* BEGIN Listing *
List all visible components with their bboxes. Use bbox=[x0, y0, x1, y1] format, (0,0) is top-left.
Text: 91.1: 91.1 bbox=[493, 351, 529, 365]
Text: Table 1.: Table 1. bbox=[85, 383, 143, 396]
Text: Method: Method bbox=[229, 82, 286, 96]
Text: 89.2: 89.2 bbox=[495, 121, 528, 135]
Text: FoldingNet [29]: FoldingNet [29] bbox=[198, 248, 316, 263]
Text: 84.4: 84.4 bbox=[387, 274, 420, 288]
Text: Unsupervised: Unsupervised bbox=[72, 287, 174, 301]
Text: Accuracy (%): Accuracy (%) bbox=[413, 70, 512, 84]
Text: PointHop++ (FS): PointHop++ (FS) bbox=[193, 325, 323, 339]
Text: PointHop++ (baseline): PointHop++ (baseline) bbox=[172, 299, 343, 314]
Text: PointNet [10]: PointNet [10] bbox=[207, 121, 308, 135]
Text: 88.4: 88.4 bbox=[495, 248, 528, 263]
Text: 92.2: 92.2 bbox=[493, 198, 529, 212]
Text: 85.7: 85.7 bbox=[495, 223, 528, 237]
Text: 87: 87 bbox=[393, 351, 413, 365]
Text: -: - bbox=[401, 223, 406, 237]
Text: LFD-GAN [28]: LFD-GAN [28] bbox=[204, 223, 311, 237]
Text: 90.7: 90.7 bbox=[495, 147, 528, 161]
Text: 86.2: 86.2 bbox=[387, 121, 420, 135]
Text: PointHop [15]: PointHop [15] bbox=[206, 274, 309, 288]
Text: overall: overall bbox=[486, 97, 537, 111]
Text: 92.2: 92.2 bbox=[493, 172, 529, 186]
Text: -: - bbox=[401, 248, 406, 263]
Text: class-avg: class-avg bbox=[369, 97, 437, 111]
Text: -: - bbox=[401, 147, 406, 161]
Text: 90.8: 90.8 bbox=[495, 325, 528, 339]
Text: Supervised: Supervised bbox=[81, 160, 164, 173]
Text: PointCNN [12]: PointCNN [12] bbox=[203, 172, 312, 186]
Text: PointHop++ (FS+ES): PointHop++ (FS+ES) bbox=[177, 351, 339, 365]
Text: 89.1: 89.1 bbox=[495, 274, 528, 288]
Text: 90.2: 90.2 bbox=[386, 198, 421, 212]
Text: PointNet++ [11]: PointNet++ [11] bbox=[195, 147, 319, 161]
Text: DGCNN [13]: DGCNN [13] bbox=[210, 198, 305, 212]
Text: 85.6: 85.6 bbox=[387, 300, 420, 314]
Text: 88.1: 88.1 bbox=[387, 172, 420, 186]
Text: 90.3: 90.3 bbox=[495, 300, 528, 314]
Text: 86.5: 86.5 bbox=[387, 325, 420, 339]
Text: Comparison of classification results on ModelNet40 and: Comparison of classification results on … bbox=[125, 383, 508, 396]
* END Listing *
• _Goal_: Reproduce everything in the data from its first line down to and including the line containing "Text: PointCNN [12]: PointCNN", word for word.

• _Result for this task_:
List all visible components with their bboxes. Use bbox=[x0, y0, x1, y1] format, (0,0) is top-left.
Text: 91.1: 91.1 bbox=[493, 351, 529, 365]
Text: Table 1.: Table 1. bbox=[85, 383, 143, 396]
Text: Method: Method bbox=[229, 82, 286, 96]
Text: 89.2: 89.2 bbox=[495, 121, 528, 135]
Text: FoldingNet [29]: FoldingNet [29] bbox=[198, 248, 316, 263]
Text: 84.4: 84.4 bbox=[387, 274, 420, 288]
Text: Unsupervised: Unsupervised bbox=[72, 287, 174, 301]
Text: Accuracy (%): Accuracy (%) bbox=[413, 70, 512, 84]
Text: PointHop++ (FS): PointHop++ (FS) bbox=[193, 325, 323, 339]
Text: PointHop++ (baseline): PointHop++ (baseline) bbox=[172, 299, 343, 314]
Text: PointNet [10]: PointNet [10] bbox=[207, 121, 308, 135]
Text: 88.4: 88.4 bbox=[495, 248, 528, 263]
Text: 92.2: 92.2 bbox=[493, 198, 529, 212]
Text: 85.7: 85.7 bbox=[495, 223, 528, 237]
Text: 87: 87 bbox=[393, 351, 413, 365]
Text: -: - bbox=[401, 223, 406, 237]
Text: LFD-GAN [28]: LFD-GAN [28] bbox=[204, 223, 311, 237]
Text: 90.7: 90.7 bbox=[495, 147, 528, 161]
Text: 86.2: 86.2 bbox=[387, 121, 420, 135]
Text: PointHop [15]: PointHop [15] bbox=[206, 274, 309, 288]
Text: overall: overall bbox=[486, 97, 537, 111]
Text: 92.2: 92.2 bbox=[493, 172, 529, 186]
Text: -: - bbox=[401, 248, 406, 263]
Text: class-avg: class-avg bbox=[369, 97, 437, 111]
Text: -: - bbox=[401, 147, 406, 161]
Text: 90.8: 90.8 bbox=[495, 325, 528, 339]
Text: Supervised: Supervised bbox=[81, 160, 164, 173]
Text: PointCNN [12]: PointCNN [12] bbox=[203, 172, 312, 186]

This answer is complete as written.